# WRITTEN TASK
In the data that follows, count each line holding the string "включения"; answer with the number only.

□ □ □ □

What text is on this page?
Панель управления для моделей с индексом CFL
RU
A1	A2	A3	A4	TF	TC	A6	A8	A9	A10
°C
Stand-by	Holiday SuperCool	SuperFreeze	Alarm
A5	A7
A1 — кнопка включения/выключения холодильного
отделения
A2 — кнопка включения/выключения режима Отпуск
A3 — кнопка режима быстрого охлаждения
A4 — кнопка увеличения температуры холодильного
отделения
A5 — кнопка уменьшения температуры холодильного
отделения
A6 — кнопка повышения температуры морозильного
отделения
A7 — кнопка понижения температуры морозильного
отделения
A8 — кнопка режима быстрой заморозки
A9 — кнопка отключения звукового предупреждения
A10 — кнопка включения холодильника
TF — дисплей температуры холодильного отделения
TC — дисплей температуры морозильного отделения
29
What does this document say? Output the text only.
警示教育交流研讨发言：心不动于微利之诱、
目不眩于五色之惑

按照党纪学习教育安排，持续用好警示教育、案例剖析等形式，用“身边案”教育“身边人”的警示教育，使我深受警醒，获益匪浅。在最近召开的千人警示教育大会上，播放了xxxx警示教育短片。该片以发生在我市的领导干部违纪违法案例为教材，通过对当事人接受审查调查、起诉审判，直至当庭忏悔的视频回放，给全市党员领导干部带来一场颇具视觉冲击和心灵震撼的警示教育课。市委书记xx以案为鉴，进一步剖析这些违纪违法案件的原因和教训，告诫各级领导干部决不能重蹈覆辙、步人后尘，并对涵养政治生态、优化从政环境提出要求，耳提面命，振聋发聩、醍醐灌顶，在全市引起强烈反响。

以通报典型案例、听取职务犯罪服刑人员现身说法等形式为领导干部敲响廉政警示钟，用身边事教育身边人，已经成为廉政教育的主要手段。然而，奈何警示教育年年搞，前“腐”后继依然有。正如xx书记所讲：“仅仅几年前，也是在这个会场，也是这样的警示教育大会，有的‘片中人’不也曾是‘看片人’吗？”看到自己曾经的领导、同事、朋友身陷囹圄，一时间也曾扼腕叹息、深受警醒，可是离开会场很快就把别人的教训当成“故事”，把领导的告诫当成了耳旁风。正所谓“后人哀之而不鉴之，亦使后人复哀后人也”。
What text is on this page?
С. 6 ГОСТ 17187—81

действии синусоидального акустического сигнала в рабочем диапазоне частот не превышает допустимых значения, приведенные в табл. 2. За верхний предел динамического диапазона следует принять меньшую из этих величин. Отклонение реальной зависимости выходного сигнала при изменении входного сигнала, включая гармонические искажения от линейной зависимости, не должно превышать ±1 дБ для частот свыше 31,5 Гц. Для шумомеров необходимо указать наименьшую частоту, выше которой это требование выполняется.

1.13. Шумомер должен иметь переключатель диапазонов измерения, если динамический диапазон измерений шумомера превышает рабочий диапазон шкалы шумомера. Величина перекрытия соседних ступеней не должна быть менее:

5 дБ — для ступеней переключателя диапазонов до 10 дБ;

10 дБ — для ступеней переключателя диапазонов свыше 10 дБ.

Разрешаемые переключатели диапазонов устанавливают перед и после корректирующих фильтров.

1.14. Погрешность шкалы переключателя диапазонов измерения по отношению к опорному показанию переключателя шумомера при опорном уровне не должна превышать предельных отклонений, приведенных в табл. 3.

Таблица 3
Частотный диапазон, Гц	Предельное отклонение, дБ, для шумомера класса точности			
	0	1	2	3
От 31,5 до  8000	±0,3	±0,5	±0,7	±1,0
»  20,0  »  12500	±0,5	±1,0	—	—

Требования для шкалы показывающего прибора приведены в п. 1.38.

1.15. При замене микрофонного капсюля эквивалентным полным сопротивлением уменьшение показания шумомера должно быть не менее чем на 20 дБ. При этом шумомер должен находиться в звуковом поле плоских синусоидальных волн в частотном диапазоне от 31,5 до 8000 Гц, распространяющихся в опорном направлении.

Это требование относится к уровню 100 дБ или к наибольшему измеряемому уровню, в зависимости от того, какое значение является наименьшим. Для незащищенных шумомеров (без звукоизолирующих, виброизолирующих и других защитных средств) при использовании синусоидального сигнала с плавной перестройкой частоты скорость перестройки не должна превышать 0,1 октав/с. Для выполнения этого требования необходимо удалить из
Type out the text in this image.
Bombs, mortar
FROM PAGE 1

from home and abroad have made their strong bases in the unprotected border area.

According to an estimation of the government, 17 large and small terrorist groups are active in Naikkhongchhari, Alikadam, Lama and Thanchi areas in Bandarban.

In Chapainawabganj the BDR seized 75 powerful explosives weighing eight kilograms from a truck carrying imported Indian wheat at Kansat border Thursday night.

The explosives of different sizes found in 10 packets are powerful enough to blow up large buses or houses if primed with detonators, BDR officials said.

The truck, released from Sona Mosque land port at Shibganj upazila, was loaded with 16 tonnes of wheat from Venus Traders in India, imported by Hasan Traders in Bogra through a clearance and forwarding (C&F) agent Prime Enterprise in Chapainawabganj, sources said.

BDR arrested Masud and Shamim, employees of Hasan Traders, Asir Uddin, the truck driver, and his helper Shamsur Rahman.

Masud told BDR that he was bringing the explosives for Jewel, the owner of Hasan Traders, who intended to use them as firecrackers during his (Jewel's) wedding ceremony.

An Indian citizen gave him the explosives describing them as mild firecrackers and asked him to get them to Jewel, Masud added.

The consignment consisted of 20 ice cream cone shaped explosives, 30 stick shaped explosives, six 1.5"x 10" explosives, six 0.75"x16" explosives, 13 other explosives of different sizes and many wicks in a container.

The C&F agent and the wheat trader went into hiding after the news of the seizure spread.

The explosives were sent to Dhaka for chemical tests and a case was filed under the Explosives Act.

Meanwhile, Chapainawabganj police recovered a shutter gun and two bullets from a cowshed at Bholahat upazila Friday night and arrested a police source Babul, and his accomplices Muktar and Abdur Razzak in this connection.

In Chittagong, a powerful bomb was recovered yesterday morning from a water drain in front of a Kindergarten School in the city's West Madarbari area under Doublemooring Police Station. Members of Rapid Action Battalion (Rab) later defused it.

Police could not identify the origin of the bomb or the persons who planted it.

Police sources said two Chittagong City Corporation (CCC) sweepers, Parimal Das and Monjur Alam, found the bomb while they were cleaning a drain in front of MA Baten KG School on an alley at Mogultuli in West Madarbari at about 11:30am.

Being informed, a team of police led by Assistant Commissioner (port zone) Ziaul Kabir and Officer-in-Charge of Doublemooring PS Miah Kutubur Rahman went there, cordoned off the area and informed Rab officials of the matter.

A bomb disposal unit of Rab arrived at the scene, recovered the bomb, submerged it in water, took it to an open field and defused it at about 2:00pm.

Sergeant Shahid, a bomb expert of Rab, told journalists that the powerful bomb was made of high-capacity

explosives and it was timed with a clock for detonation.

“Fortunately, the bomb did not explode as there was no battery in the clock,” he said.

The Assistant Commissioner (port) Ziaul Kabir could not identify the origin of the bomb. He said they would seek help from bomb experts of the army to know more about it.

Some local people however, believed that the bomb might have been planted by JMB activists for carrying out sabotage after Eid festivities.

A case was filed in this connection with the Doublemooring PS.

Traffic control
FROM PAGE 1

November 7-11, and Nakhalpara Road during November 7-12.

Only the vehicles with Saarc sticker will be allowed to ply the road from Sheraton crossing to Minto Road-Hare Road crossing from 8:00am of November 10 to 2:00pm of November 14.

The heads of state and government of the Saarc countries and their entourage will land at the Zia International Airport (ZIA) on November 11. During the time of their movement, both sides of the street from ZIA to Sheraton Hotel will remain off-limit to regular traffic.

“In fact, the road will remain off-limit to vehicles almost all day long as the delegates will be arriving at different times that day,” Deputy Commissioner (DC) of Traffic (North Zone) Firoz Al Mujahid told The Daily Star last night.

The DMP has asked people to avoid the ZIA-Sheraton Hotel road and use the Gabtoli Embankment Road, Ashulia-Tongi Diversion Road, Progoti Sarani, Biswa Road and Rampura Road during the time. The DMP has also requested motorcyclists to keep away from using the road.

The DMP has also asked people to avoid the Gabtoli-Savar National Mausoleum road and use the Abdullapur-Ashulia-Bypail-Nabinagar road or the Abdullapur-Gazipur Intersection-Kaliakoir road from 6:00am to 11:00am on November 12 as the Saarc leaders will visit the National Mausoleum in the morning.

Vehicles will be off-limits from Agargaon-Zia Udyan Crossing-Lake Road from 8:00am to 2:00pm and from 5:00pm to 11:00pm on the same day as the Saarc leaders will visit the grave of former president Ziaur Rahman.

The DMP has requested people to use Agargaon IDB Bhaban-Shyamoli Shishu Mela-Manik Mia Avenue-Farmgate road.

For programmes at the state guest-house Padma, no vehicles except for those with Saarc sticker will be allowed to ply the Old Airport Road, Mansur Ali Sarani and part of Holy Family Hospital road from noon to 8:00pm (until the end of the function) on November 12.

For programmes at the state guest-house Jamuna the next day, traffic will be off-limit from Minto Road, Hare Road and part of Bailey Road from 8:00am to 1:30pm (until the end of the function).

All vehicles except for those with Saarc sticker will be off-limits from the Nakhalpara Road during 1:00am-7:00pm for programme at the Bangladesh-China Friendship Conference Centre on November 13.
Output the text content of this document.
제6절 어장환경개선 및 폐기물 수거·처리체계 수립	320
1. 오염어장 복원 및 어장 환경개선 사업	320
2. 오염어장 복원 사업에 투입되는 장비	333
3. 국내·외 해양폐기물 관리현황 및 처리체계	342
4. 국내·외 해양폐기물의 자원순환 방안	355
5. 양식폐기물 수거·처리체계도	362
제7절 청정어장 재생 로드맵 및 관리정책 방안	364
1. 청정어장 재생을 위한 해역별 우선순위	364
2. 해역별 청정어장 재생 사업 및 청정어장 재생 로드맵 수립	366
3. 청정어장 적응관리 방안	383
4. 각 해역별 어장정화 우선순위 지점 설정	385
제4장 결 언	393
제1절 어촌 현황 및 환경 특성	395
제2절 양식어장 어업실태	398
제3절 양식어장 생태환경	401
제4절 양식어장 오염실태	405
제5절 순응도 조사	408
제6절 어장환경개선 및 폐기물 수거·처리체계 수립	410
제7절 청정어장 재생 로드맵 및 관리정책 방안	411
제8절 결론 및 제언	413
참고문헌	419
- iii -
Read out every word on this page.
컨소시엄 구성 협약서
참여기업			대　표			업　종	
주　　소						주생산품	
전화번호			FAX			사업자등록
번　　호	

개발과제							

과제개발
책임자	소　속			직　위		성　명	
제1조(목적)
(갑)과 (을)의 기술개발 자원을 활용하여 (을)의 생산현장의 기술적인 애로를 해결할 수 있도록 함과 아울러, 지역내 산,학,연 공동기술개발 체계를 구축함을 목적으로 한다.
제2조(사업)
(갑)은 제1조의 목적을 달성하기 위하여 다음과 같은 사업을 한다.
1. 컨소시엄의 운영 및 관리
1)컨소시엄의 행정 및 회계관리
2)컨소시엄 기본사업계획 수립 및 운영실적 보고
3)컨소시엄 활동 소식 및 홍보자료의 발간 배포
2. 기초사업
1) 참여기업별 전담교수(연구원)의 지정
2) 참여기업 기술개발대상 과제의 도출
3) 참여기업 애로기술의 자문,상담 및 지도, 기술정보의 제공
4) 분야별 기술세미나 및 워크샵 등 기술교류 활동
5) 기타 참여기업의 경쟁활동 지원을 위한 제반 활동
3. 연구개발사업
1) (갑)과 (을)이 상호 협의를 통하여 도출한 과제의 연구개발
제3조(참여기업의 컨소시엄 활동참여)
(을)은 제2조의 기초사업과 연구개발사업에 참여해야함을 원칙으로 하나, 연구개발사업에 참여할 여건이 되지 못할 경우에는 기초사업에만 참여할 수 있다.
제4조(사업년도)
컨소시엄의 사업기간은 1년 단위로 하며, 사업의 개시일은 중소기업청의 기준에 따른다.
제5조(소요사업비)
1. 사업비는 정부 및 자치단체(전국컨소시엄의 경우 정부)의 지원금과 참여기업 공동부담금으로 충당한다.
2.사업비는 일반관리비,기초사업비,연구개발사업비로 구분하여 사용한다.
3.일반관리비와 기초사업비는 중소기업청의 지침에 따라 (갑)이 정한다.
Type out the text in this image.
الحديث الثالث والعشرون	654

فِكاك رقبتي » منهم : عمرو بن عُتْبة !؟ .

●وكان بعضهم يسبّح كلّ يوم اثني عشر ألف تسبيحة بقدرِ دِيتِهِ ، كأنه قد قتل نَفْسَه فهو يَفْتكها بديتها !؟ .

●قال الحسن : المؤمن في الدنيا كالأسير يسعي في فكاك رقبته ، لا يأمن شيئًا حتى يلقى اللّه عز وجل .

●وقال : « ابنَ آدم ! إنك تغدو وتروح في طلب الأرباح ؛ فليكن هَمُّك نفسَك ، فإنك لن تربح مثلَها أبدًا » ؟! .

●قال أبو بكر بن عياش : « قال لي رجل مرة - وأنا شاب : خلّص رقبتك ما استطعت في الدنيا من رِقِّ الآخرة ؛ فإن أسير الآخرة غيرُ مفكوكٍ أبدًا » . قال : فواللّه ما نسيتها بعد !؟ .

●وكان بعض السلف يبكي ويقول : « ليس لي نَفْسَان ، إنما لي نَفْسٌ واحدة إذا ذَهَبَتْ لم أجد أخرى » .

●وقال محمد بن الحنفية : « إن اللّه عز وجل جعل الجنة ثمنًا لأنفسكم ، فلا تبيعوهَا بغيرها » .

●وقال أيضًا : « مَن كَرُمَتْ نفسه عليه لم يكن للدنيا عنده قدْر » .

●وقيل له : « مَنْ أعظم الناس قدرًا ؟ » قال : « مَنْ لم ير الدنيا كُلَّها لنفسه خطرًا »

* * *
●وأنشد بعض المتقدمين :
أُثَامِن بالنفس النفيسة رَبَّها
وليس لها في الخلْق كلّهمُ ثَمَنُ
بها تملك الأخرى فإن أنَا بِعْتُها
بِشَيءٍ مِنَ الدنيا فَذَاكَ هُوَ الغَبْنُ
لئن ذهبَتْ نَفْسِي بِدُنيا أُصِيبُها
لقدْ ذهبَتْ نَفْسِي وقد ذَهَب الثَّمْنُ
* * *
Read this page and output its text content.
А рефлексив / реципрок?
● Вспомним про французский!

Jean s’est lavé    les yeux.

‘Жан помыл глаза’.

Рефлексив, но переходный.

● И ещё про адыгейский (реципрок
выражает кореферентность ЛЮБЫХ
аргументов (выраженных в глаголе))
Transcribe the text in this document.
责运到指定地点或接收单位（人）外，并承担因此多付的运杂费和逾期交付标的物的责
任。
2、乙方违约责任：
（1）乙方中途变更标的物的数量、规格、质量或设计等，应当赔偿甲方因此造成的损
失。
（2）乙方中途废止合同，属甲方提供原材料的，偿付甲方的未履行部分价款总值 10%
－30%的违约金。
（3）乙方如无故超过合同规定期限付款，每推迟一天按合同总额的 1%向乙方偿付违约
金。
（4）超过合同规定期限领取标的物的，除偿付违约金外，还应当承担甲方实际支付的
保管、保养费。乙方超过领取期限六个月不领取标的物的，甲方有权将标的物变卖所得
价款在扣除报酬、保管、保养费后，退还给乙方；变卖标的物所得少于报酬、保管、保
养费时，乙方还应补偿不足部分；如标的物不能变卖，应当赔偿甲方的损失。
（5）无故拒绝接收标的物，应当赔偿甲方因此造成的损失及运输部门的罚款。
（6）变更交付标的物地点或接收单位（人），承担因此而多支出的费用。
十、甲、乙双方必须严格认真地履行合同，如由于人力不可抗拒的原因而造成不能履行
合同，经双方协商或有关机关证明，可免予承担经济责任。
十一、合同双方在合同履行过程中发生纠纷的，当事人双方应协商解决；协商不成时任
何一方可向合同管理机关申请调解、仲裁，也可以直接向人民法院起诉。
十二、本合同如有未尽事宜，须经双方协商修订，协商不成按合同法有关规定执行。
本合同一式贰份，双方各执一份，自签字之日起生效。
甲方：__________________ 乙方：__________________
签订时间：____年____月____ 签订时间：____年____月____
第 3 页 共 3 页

□ □ □ □

# WORKED ANSWER
3